DIRECTIVE -> Copy the data precisely, keeping every character.

DATA RECORDS ->

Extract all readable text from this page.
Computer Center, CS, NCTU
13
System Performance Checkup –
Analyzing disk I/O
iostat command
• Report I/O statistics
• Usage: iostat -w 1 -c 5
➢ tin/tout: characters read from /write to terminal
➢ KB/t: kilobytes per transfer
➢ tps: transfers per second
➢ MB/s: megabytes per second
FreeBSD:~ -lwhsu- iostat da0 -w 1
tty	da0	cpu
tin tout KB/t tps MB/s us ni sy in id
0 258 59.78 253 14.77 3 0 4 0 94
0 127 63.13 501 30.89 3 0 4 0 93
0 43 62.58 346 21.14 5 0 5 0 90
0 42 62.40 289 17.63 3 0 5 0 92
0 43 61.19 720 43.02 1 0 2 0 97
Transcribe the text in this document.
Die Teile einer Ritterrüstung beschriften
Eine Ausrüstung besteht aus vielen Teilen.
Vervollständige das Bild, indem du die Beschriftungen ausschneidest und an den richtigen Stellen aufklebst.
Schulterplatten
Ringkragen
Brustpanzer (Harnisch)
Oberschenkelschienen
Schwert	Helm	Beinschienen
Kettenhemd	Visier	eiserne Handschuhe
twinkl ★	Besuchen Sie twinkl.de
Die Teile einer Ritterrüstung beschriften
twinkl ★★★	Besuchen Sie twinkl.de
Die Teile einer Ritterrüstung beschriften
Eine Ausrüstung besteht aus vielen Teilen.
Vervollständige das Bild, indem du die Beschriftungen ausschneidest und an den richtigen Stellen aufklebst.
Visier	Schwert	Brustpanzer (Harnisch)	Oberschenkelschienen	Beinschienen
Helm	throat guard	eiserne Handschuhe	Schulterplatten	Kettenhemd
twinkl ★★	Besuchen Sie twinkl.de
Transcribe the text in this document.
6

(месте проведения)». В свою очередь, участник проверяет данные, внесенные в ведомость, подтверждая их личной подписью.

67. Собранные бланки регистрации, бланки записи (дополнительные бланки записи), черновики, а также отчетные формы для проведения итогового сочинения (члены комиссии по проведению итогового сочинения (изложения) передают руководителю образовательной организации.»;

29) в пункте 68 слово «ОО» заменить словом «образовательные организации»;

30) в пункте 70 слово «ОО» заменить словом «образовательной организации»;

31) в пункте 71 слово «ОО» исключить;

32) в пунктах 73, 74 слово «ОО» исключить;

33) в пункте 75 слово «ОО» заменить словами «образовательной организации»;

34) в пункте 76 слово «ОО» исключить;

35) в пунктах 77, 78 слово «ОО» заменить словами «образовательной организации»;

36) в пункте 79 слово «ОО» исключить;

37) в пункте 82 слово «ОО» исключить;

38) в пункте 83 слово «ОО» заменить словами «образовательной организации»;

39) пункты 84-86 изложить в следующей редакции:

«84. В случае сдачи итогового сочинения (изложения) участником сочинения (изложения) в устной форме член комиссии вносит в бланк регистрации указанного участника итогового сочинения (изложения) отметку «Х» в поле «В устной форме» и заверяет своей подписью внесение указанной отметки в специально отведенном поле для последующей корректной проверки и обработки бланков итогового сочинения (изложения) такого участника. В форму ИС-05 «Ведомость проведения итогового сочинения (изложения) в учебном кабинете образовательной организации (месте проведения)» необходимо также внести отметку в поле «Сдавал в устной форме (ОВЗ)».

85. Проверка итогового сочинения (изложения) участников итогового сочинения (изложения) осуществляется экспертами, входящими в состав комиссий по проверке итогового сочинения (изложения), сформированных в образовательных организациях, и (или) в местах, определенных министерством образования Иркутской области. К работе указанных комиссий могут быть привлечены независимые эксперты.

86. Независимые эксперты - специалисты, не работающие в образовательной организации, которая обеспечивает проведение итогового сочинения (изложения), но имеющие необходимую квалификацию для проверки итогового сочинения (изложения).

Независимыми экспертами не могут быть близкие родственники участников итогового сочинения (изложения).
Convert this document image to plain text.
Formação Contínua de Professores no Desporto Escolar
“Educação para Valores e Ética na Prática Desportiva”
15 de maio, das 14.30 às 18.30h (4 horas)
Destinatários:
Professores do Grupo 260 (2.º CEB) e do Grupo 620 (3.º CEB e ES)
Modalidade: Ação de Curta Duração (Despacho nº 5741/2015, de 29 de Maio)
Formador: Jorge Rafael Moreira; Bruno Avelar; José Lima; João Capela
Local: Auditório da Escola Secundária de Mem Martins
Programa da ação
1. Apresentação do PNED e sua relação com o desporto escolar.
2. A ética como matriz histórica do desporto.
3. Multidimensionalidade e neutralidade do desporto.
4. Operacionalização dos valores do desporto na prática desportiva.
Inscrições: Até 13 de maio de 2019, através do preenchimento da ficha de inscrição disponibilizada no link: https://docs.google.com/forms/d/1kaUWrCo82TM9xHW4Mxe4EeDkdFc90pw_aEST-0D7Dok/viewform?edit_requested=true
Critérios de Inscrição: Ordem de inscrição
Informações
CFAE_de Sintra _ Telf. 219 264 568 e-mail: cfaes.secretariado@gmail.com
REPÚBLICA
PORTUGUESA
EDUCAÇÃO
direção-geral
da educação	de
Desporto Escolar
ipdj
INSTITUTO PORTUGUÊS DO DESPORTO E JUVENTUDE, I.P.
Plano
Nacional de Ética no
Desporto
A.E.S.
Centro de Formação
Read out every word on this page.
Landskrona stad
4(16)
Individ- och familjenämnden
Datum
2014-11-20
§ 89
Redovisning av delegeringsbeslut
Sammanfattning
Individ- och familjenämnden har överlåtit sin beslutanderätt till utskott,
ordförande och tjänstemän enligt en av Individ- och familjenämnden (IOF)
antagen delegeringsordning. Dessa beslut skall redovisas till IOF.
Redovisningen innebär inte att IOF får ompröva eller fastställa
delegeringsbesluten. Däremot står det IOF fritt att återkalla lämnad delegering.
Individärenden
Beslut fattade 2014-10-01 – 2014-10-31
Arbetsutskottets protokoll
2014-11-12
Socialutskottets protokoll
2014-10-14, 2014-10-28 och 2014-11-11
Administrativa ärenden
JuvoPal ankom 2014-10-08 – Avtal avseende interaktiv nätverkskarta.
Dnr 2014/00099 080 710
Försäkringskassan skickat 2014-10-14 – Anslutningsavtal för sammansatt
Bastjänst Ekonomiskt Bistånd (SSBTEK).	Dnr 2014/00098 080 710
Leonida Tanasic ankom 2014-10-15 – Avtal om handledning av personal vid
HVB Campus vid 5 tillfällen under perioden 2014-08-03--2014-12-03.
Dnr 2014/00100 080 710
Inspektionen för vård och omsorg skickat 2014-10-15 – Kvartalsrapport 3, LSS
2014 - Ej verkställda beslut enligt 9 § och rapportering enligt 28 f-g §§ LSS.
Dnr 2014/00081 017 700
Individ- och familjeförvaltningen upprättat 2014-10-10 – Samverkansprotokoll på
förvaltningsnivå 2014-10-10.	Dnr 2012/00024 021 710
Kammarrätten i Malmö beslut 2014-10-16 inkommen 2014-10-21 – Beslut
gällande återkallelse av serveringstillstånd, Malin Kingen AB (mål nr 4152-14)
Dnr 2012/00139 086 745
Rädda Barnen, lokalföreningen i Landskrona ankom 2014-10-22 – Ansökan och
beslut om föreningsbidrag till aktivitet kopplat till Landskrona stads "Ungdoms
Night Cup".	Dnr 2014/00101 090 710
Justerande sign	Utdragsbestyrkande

FULL OUTPUT ->
Extract all readable text from this page.
Computer Center, CS, NCTU
13
System Performance Checkup –
Analyzing disk I/O
iostat command
• Report I/O statistics
• Usage: iostat -w 1 -c 5
➢ tin/tout: characters read from /write to terminal
➢ KB/t: kilobytes per transfer
➢ tps: transfers per second
➢ MB/s: megabytes per second
FreeBSD:~ -lwhsu- iostat da0 -w 1
tty	da0	cpu
tin tout KB/t tps MB/s us ni sy in id
0 258 59.78 253 14.77 3 0 4 0 94
0 127 63.13 501 30.89 3 0 4 0 93
0 43 62.58 346 21.14 5 0 5 0 90
0 42 62.40 289 17.63 3 0 5 0 92
0 43 61.19 720 43.02 1 0 2 0 97
Transcribe the text in this document.
Die Teile einer Ritterrüstung beschriften
Eine Ausrüstung besteht aus vielen Teilen.
Vervollständige das Bild, indem du die Beschriftungen ausschneidest und an den richtigen Stellen aufklebst.
Schulterplatten
Ringkragen
Brustpanzer (Harnisch)
Oberschenkelschienen
Schwert	Helm	Beinschienen
Kettenhemd	Visier	eiserne Handschuhe
twinkl ★	Besuchen Sie twinkl.de
Die Teile einer Ritterrüstung beschriften
twinkl ★★★	Besuchen Sie twinkl.de
Die Teile einer Ritterrüstung beschriften
Eine Ausrüstung besteht aus vielen Teilen.
Vervollständige das Bild, indem du die Beschriftungen ausschneidest und an den richtigen Stellen aufklebst.
Visier	Schwert	Brustpanzer (Harnisch)	Oberschenkelschienen	Beinschienen
Helm	throat guard	eiserne Handschuhe	Schulterplatten	Kettenhemd
twinkl ★★	Besuchen Sie twinkl.de
Transcribe the text in this document.
6

(месте проведения)». В свою очередь, участник проверяет данные, внесенные в ведомость, подтверждая их личной подписью.

67. Собранные бланки регистрации, бланки записи (дополнительные бланки записи), черновики, а также отчетные формы для проведения итогового сочинения (члены комиссии по проведению итогового сочинения (изложения) передают руководителю образовательной организации.»;

29) в пункте 68 слово «ОО» заменить словом «образовательные организации»;

30) в пункте 70 слово «ОО» заменить словом «образовательной организации»;

31) в пункте 71 слово «ОО» исключить;

32) в пунктах 73, 74 слово «ОО» исключить;

33) в пункте 75 слово «ОО» заменить словами «образовательной организации»;

34) в пункте 76 слово «ОО» исключить;

35) в пунктах 77, 78 слово «ОО» заменить словами «образовательной организации»;

36) в пункте 79 слово «ОО» исключить;

37) в пункте 82 слово «ОО» исключить;

38) в пункте 83 слово «ОО» заменить словами «образовательной организации»;

39) пункты 84-86 изложить в следующей редакции:

«84. В случае сдачи итогового сочинения (изложения) участником сочинения (изложения) в устной форме член комиссии вносит в бланк регистрации указанного участника итогового сочинения (изложения) отметку «Х» в поле «В устной форме» и заверяет своей подписью внесение указанной отметки в специально отведенном поле для последующей корректной проверки и обработки бланков итогового сочинения (изложения) такого участника. В форму ИС-05 «Ведомость проведения итогового сочинения (изложения) в учебном кабинете образовательной организации (месте проведения)» необходимо также внести отметку в поле «Сдавал в устной форме (ОВЗ)».

85. Проверка итогового сочинения (изложения) участников итогового сочинения (изложения) осуществляется экспертами, входящими в состав комиссий по проверке итогового сочинения (изложения), сформированных в образовательных организациях, и (или) в местах, определенных министерством образования Иркутской области. К работе указанных комиссий могут быть привлечены независимые эксперты.

86. Независимые эксперты - специалисты, не работающие в образовательной организации, которая обеспечивает проведение итогового сочинения (изложения), но имеющие необходимую квалификацию для проверки итогового сочинения (изложения).

Независимыми экспертами не могут быть близкие родственники участников итогового сочинения (изложения).
Convert this document image to plain text.
Formação Contínua de Professores no Desporto Escolar
“Educação para Valores e Ética na Prática Desportiva”
15 de maio, das 14.30 às 18.30h (4 horas)
Destinatários:
Professores do Grupo 260 (2.º CEB) e do Grupo 620 (3.º CEB e ES)
Modalidade: Ação de Curta Duração (Despacho nº 5741/2015, de 29 de Maio)
Formador: Jorge Rafael Moreira; Bruno Avelar; José Lima; João Capela
Local: Auditório da Escola Secundária de Mem Martins
Programa da ação
1. Apresentação do PNED e sua relação com o desporto escolar.
2. A ética como matriz histórica do desporto.
3. Multidimensionalidade e neutralidade do desporto.
4. Operacionalização dos valores do desporto na prática desportiva.
Inscrições: Até 13 de maio de 2019, através do preenchimento da ficha de inscrição disponibilizada no link: https://docs.google.com/forms/d/1kaUWrCo82TM9xHW4Mxe4EeDkdFc90pw_aEST-0D7Dok/viewform?edit_requested=true
Critérios de Inscrição: Ordem de inscrição
Informações
CFAE_de Sintra _ Telf. 219 264 568 e-mail: cfaes.secretariado@gmail.com
REPÚBLICA
PORTUGUESA
EDUCAÇÃO
direção-geral
da educação	de
Desporto Escolar
ipdj
INSTITUTO PORTUGUÊS DO DESPORTO E JUVENTUDE, I.P.
Plano
Nacional de Ética no
Desporto
A.E.S.
Centro de Formação
Read out every word on this page.
Landskrona stad
4(16)
Individ- och familjenämnden
Datum
2014-11-20
§ 89
Redovisning av delegeringsbeslut
Sammanfattning
Individ- och familjenämnden har överlåtit sin beslutanderätt till utskott,
ordförande och tjänstemän enligt en av Individ- och familjenämnden (IOF)
antagen delegeringsordning. Dessa beslut skall redovisas till IOF.
Redovisningen innebär inte att IOF får ompröva eller fastställa
delegeringsbesluten. Däremot står det IOF fritt att återkalla lämnad delegering.
Individärenden
Beslut fattade 2014-10-01 – 2014-10-31
Arbetsutskottets protokoll
2014-11-12
Socialutskottets protokoll
2014-10-14, 2014-10-28 och 2014-11-11
Administrativa ärenden
JuvoPal ankom 2014-10-08 – Avtal avseende interaktiv nätverkskarta.
Dnr 2014/00099 080 710
Försäkringskassan skickat 2014-10-14 – Anslutningsavtal för sammansatt
Bastjänst Ekonomiskt Bistånd (SSBTEK).	Dnr 2014/00098 080 710
Leonida Tanasic ankom 2014-10-15 – Avtal om handledning av personal vid
HVB Campus vid 5 tillfällen under perioden 2014-08-03--2014-12-03.
Dnr 2014/00100 080 710
Inspektionen för vård och omsorg skickat 2014-10-15 – Kvartalsrapport 3, LSS
2014 - Ej verkställda beslut enligt 9 § och rapportering enligt 28 f-g §§ LSS.
Dnr 2014/00081 017 700
Individ- och familjeförvaltningen upprättat 2014-10-10 – Samverkansprotokoll på
förvaltningsnivå 2014-10-10.	Dnr 2012/00024 021 710
Kammarrätten i Malmö beslut 2014-10-16 inkommen 2014-10-21 – Beslut
gällande återkallelse av serveringstillstånd, Malin Kingen AB (mål nr 4152-14)
Dnr 2012/00139 086 745
Rädda Barnen, lokalföreningen i Landskrona ankom 2014-10-22 – Ansökan och
beslut om föreningsbidrag till aktivitet kopplat till Landskrona stads "Ungdoms
Night Cup".	Dnr 2014/00101 090 710
Justerande sign	Utdragsbestyrkande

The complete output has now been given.